DIRECTIVE
Copy the lines below word for word, omitting the pictures.

RECORD EXTRACTS
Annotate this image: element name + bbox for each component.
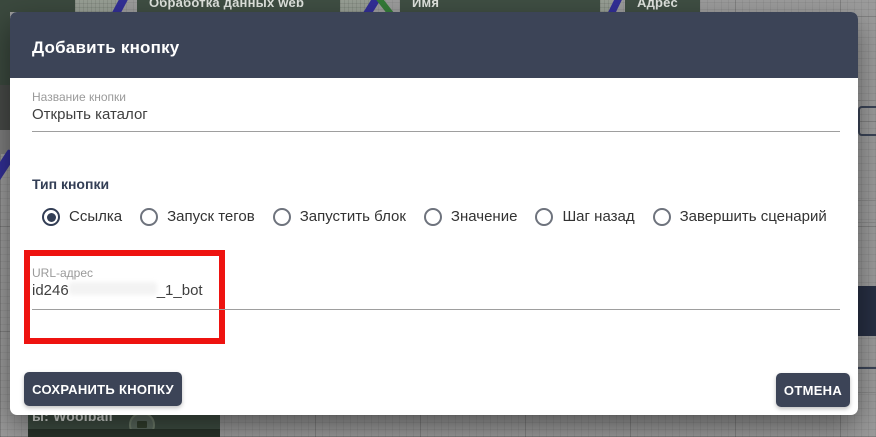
radio-unselected-icon [423,208,442,226]
url-value-prefix: id246 [32,282,69,299]
bg-fragment [857,286,876,336]
radio-option-label: Завершить сценарий [679,208,827,225]
radio-unselected-icon [140,208,159,226]
bg-node-header: Адрес [625,0,700,12]
bg-fragment [857,100,876,101]
bg-node-body [0,0,75,12]
bg-fragment [28,429,220,437]
bg-node-icon-glyph [137,421,147,428]
dialog-header: Добавить кнопку [10,12,858,78]
radio-option-label: Запуск тегов [167,208,255,225]
button-type-label: Тип кнопки [32,176,110,192]
bg-fragment [0,12,10,85]
cancel-button[interactable]: ОТМЕНА [776,373,850,407]
radio-unselected-icon [652,208,671,226]
bg-fragment [0,85,10,130]
name-field-underline [32,131,840,132]
radio-dot [145,213,154,222]
bg-fragment [858,106,876,136]
radio-unselected-icon [272,208,291,226]
radio-option-label: Ссылка [69,208,123,225]
radio-option-label: Запустить блок [299,208,406,225]
url-field-underline [32,309,840,310]
add-button-dialog: Добавить кнопку Название кнопки Открыть … [10,12,858,415]
bg-fragment [857,200,876,201]
url-value-redacted [68,282,157,295]
dialog-title: Добавить кнопку [32,38,180,57]
url-field-label: URL-адрес [32,266,94,280]
bg-node-header: Имя [400,0,600,12]
radio-dot [428,213,437,222]
radio-option-1[interactable]: Ссылка [42,208,122,226]
bg-node-header: Обработка данных web [137,0,340,12]
screen: Обработка данных web Имя Адрес ы: Woolba… [0,0,876,437]
bg-node-header: ы: Woolball [28,415,220,429]
radio-dot [46,212,56,222]
radio-dot [657,213,666,222]
name-field-label: Название кнопки [32,90,126,104]
bg-node-title: Адрес [637,0,678,10]
name-field-input[interactable]: Открыть каталог [32,106,148,123]
radio-dot [540,213,549,222]
radio-option-3[interactable]: Запустить блок [272,208,406,226]
radio-selected-icon [42,208,60,226]
radio-option-label: Значение [450,208,518,225]
radio-option-4[interactable]: Значение [423,208,518,226]
radio-option-label: Шаг назад [562,208,635,225]
bg-node-title: ы: Woolball [32,415,113,424]
radio-dot [277,213,286,222]
radio-option-2[interactable]: Запуск тегов [140,208,255,226]
radio-unselected-icon [535,208,554,226]
button-type-radio-group: Ссылка Запуск тегов Запустить блок Значение… [42,208,827,226]
url-value-suffix: _1_bot [156,282,203,299]
bg-node-title: Имя [412,0,440,10]
radio-option-6[interactable]: Завершить сценарий [652,208,827,226]
save-button[interactable]: СОХРАНИТЬ КНОПКУ [24,372,182,406]
bg-fragment [857,392,876,393]
url-field-input[interactable]: id246 _1_bot [32,282,203,299]
bg-node-title: Обработка данных web [149,0,305,10]
bg-fragment [855,367,876,369]
radio-option-5[interactable]: Шаг назад [535,208,635,226]
bg-fragment [857,222,876,223]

WORKED SOLUTION
Annotate this image: element name + bbox for each component.
radio-unselected-icon [423,208,442,226]
url-value-prefix: id246 [32,282,69,299]
bg-fragment [857,286,876,336]
radio-option-label: Завершить сценарий [679,208,827,225]
radio-unselected-icon [140,208,159,226]
bg-node-header: Адрес [625,0,700,12]
bg-fragment [857,100,876,101]
bg-node-body [0,0,75,12]
bg-fragment [28,429,220,437]
bg-node-icon-glyph [137,421,147,428]
dialog-header: Добавить кнопку [10,12,858,78]
radio-option-label: Запуск тегов [167,208,255,225]
button-type-label: Тип кнопки [32,176,110,192]
bg-fragment [0,12,10,85]
cancel-button[interactable]: ОТМЕНА [776,373,850,407]
radio-unselected-icon [652,208,671,226]
bg-fragment [0,85,10,130]
name-field-underline [32,131,840,132]
radio-dot [145,213,154,222]
bg-fragment [858,106,876,136]
radio-unselected-icon [272,208,291,226]
radio-option-label: Ссылка [69,208,123,225]
radio-option-label: Запустить блок [299,208,406,225]
url-field-underline [32,309,840,310]
add-button-dialog: Добавить кнопку Название кнопки Открыть … [10,12,858,415]
bg-fragment [857,200,876,201]
url-value-redacted [68,282,157,295]
dialog-title: Добавить кнопку [32,38,180,57]
url-field-label: URL-адрес [32,266,94,280]
bg-node-header: Имя [400,0,600,12]
radio-dot [428,213,437,222]
radio-option-1[interactable]: Ссылка [42,208,122,226]
bg-node-header: Обработка данных web [137,0,340,12]
screen: Обработка данных web Имя Адрес ы: Woolba… [0,0,876,437]
bg-node-header: ы: Woolball [28,415,220,429]
radio-dot [46,212,56,222]
radio-dot [657,213,666,222]
name-field-label: Название кнопки [32,90,126,104]
bg-node-title: Адрес [637,0,678,10]
name-field-input[interactable]: Открыть каталог [32,106,148,123]
radio-dot [540,213,549,222]
radio-option-3[interactable]: Запустить блок [272,208,406,226]
radio-selected-icon [42,208,60,226]
radio-option-label: Значение [450,208,518,225]
radio-option-4[interactable]: Значение [423,208,518,226]
radio-option-label: Шаг назад [562,208,635,225]
bg-node-title: ы: Woolball [32,415,113,424]
radio-dot [277,213,286,222]
radio-option-2[interactable]: Запуск тегов [140,208,255,226]
radio-unselected-icon [535,208,554,226]
button-type-radio-group: Ссылка Запуск тегов Запустить блок Значение… [42,208,827,226]
url-value-suffix: _1_bot [156,282,203,299]
bg-node-title: Имя [412,0,440,10]
radio-option-6[interactable]: Завершить сценарий [652,208,827,226]
save-button[interactable]: СОХРАНИТЬ КНОПКУ [24,372,182,406]
bg-fragment [857,392,876,393]
url-field-input[interactable]: id246 _1_bot [32,282,203,299]
bg-node-title: Обработка данных web [149,0,305,10]
bg-fragment [855,367,876,369]
radio-option-5[interactable]: Шаг назад [535,208,635,226]
bg-fragment [857,222,876,223]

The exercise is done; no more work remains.